## AIM OF THE TASK
Select all lines with the string "detail" in them, and copy those lines.

## Extracted data entries

═══

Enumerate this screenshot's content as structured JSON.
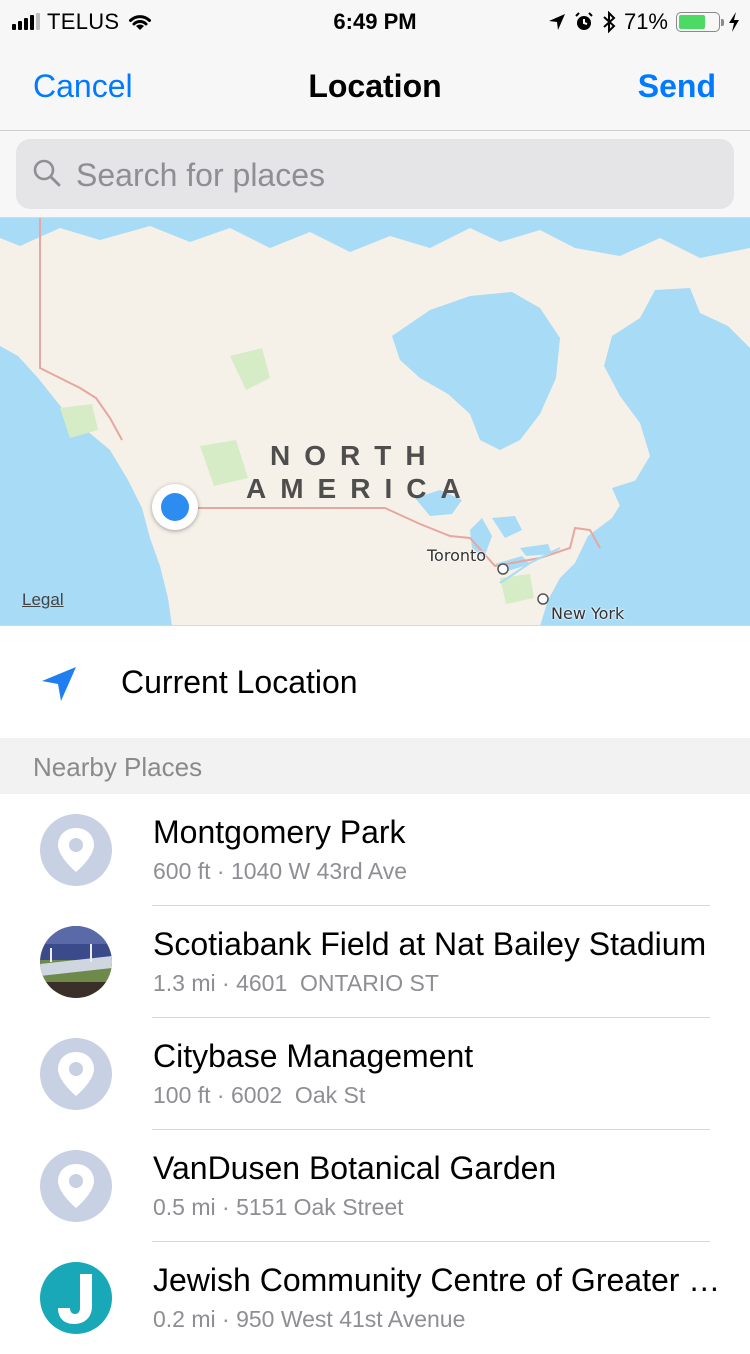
{
  "status_bar": {
    "carrier": "TELUS",
    "time": "6:49 PM",
    "battery_percent": "71%",
    "battery_level": 0.71,
    "icons": [
      "signal-icon",
      "wifi-icon",
      "location-arrow-icon",
      "alarm-icon",
      "bluetooth-icon",
      "battery-icon",
      "charging-icon"
    ]
  },
  "nav": {
    "cancel_label": "Cancel",
    "title": "Location",
    "send_label": "Send"
  },
  "search": {
    "placeholder": "Search for places"
  },
  "map": {
    "region_label_line1": "NORTH",
    "region_label_line2": "AMERICA",
    "cities": [
      "Toronto",
      "New York"
    ],
    "legal_label": "Legal"
  },
  "current_location": {
    "label": "Current Location"
  },
  "nearby": {
    "header": "Nearby Places",
    "places": [
      {
        "name": "Montgomery Park",
        "detail": "600 ft · 1040 W 43rd Ave",
        "avatar": "pin-icon"
      },
      {
        "name": "Scotiabank Field at Nat Bailey Stadium",
        "detail": "1.3 mi · 4601  ONTARIO ST",
        "avatar": "stadium-photo"
      },
      {
        "name": "Citybase Management",
        "detail": "100 ft · 6002  Oak St",
        "avatar": "pin-icon"
      },
      {
        "name": "VanDusen Botanical Garden",
        "detail": "0.5 mi · 5151 Oak Street",
        "avatar": "pin-icon"
      },
      {
        "name": "Jewish Community Centre of Greater Vancouver",
        "detail": "0.2 mi · 950 West 41st Avenue",
        "avatar": "jcc-logo"
      }
    ]
  },
  "colors": {
    "accent": "#007aff",
    "map_water": "#a8dbf5",
    "map_land": "#f5f1e8",
    "user_dot": "#2d8cf0",
    "pin_avatar": "#c8d0e4",
    "jcc_logo": "#19a8b8"
  }
}
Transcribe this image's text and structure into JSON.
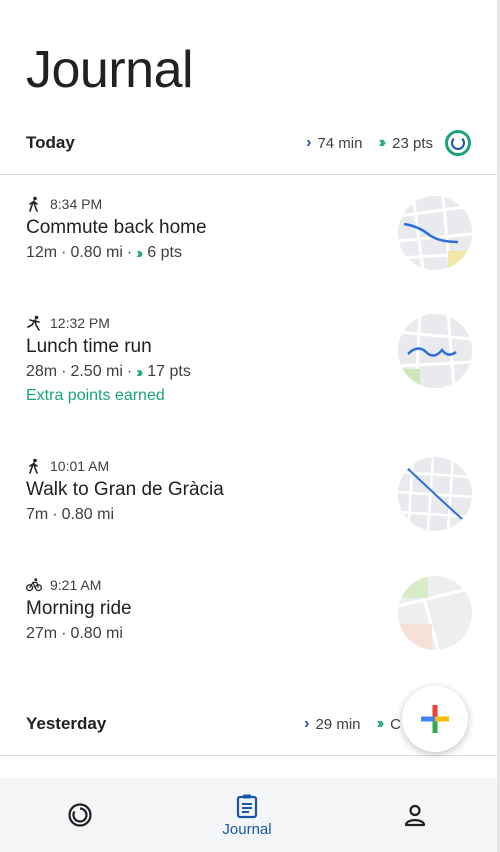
{
  "page": {
    "title": "Journal"
  },
  "sections": [
    {
      "label": "Today",
      "summary": {
        "minutes": "74 min",
        "points": "23 pts"
      }
    },
    {
      "label": "Yesterday",
      "summary": {
        "minutes": "29 min",
        "points": "C"
      }
    }
  ],
  "activities": [
    {
      "time": "8:34 PM",
      "icon": "walk-icon",
      "title": "Commute back home",
      "duration": "12m",
      "distance": "0.80 mi",
      "points": "6 pts",
      "extra": ""
    },
    {
      "time": "12:32 PM",
      "icon": "run-icon",
      "title": "Lunch time run",
      "duration": "28m",
      "distance": "2.50 mi",
      "points": "17 pts",
      "extra": "Extra points earned"
    },
    {
      "time": "10:01 AM",
      "icon": "walk-icon",
      "title": "Walk to Gran de Gràcia",
      "duration": "7m",
      "distance": "0.80 mi",
      "points": "",
      "extra": ""
    },
    {
      "time": "9:21 AM",
      "icon": "bike-icon",
      "title": "Morning ride",
      "duration": "27m",
      "distance": "0.80 mi",
      "points": "",
      "extra": ""
    }
  ],
  "separator": "·",
  "fab": {
    "icon": "plus-icon"
  },
  "nav": [
    {
      "icon": "home-ring-icon",
      "label": ""
    },
    {
      "icon": "journal-icon",
      "label": "Journal"
    },
    {
      "icon": "profile-icon",
      "label": ""
    }
  ],
  "colors": {
    "accent_blue": "#1a56a8",
    "accent_green": "#1aa37a",
    "text": "#202124"
  }
}
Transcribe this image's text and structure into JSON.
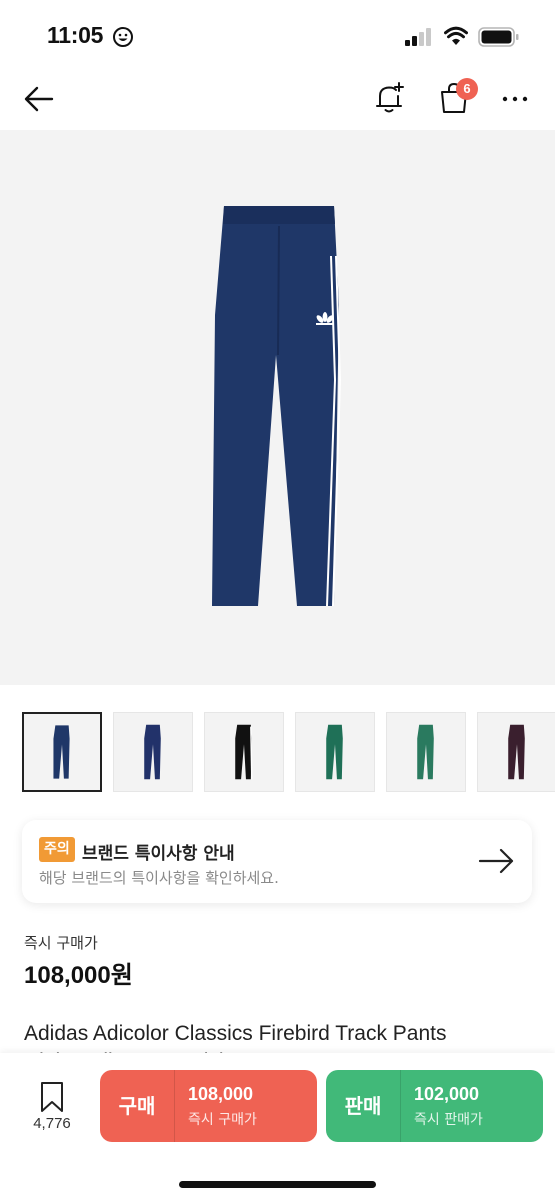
{
  "status_bar": {
    "time": "11:05",
    "emoji_icon": "smiley-face-icon",
    "signal_icon": "cellular-signal-icon",
    "wifi_icon": "wifi-icon",
    "battery_icon": "battery-icon"
  },
  "nav": {
    "back_icon": "back-arrow-icon",
    "bell_icon": "notification-bell-plus-icon",
    "cart_icon": "shopping-bag-icon",
    "cart_count": "6",
    "more_icon": "more-dots-icon"
  },
  "product_image": {
    "colors": {
      "pants": "#1f3768",
      "stripe": "#ffffff",
      "background": "#f3f3f3"
    }
  },
  "thumbnails": [
    {
      "color": "#1f3768",
      "selected": true
    },
    {
      "color": "#22326a",
      "selected": false
    },
    {
      "color": "#111111",
      "selected": false
    },
    {
      "color": "#1f7057",
      "selected": false
    },
    {
      "color": "#2a7a5f",
      "selected": false
    },
    {
      "color": "#3a1f2e",
      "selected": false
    }
  ],
  "notice": {
    "badge": "주의",
    "title": "브랜드 특이사항 안내",
    "description": "해당 브랜드의 특이사항을 확인하세요.",
    "arrow_icon": "arrow-right-icon"
  },
  "price": {
    "label": "즉시 구매가",
    "value": "108,000원"
  },
  "product": {
    "title": "Adidas Adicolor Classics Firebird Track Pants",
    "subtitle": "Night Indigo - US Sizing"
  },
  "bottom_bar": {
    "wish_icon": "bookmark-icon",
    "wish_count": "4,776",
    "buy": {
      "label": "구매",
      "price": "108,000",
      "sub": "즉시 구매가",
      "color": "#ef6253"
    },
    "sell": {
      "label": "판매",
      "price": "102,000",
      "sub": "즉시 판매가",
      "color": "#41b979"
    }
  }
}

═══

## ANSWER TO THIS EXERCISE
        "detail": "600 ft · 1040 W 43rd Ave",
        "detail": "1.3 mi · 4601  ONTARIO ST",
        "detail": "100 ft · 6002  Oak St",
        "detail": "0.5 mi · 5151 Oak Street",
        "detail": "0.2 mi · 950 West 41st Avenue",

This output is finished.